Search the material and gather each line with "Supply" in it.

______

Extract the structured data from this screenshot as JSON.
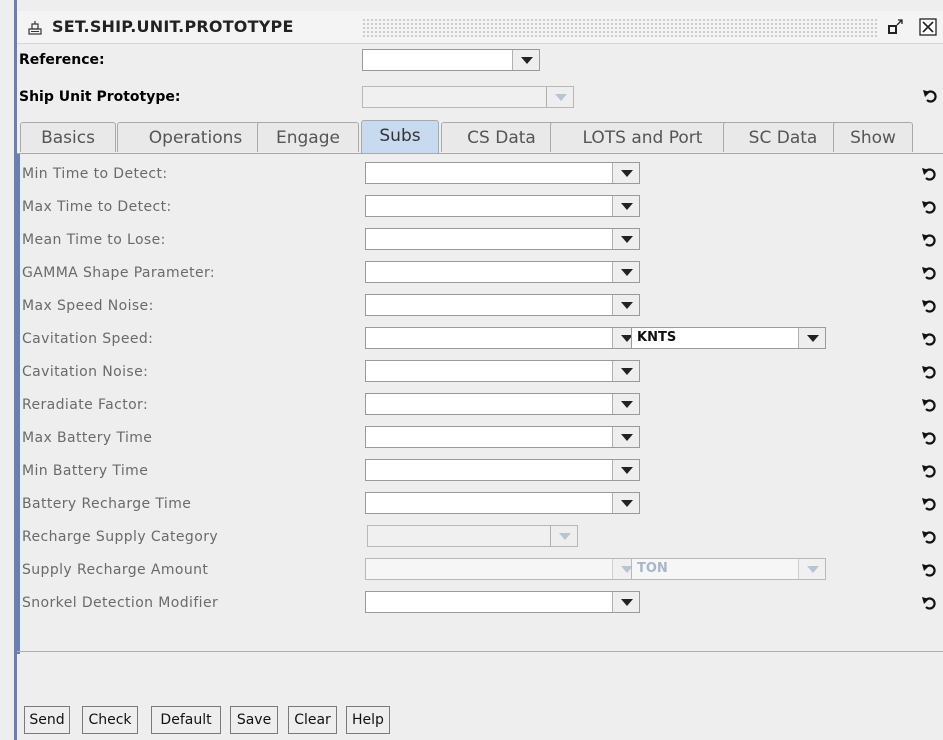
{
  "window": {
    "title": "SET.SHIP.UNIT.PROTOTYPE"
  },
  "header": {
    "reference_label": "Reference:",
    "reference_value": "",
    "prototype_label": "Ship Unit Prototype:",
    "prototype_value": ""
  },
  "tabs": [
    {
      "label": "Basics",
      "active": false
    },
    {
      "label": "Operations",
      "active": false
    },
    {
      "label": "Engage",
      "active": false
    },
    {
      "label": "Subs",
      "active": true
    },
    {
      "label": "CS Data",
      "active": false
    },
    {
      "label": "LOTS and Port",
      "active": false
    },
    {
      "label": "SC Data",
      "active": false
    },
    {
      "label": "Show",
      "active": false
    }
  ],
  "fields": [
    {
      "label": "Min Time to Detect:",
      "value": "",
      "enabled": true
    },
    {
      "label": "Max Time to Detect:",
      "value": "",
      "enabled": true
    },
    {
      "label": "Mean Time to Lose:",
      "value": "",
      "enabled": true
    },
    {
      "label": "GAMMA Shape Parameter:",
      "value": "",
      "enabled": true
    },
    {
      "label": "Max Speed Noise:",
      "value": "",
      "enabled": true
    },
    {
      "label": "Cavitation Speed:",
      "value": "",
      "enabled": true,
      "unit": "KNTS"
    },
    {
      "label": "Cavitation Noise:",
      "value": "",
      "enabled": true
    },
    {
      "label": "Reradiate Factor:",
      "value": "",
      "enabled": true
    },
    {
      "label": "Max Battery Time",
      "value": "",
      "enabled": true
    },
    {
      "label": "Min Battery Time",
      "value": "",
      "enabled": true
    },
    {
      "label": "Battery Recharge Time",
      "value": "",
      "enabled": true
    },
    {
      "label": "Recharge Supply Category",
      "value": "",
      "enabled": false
    },
    {
      "label": "Supply Recharge Amount",
      "value": "",
      "enabled": false,
      "unit": "TON"
    },
    {
      "label": "Snorkel Detection Modifier",
      "value": "",
      "enabled": true
    }
  ],
  "buttons": {
    "send": "Send",
    "check": "Check",
    "default": "Default",
    "save": "Save",
    "clear": "Clear",
    "help": "Help"
  },
  "icons": {
    "title_icon": "app-icon",
    "restore": "restore-icon",
    "close": "close-icon",
    "undo": "undo-icon"
  }
}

______

*Answer to this task*.
      "label": "Recharge Supply Category",
      "label": "Supply Recharge Amount",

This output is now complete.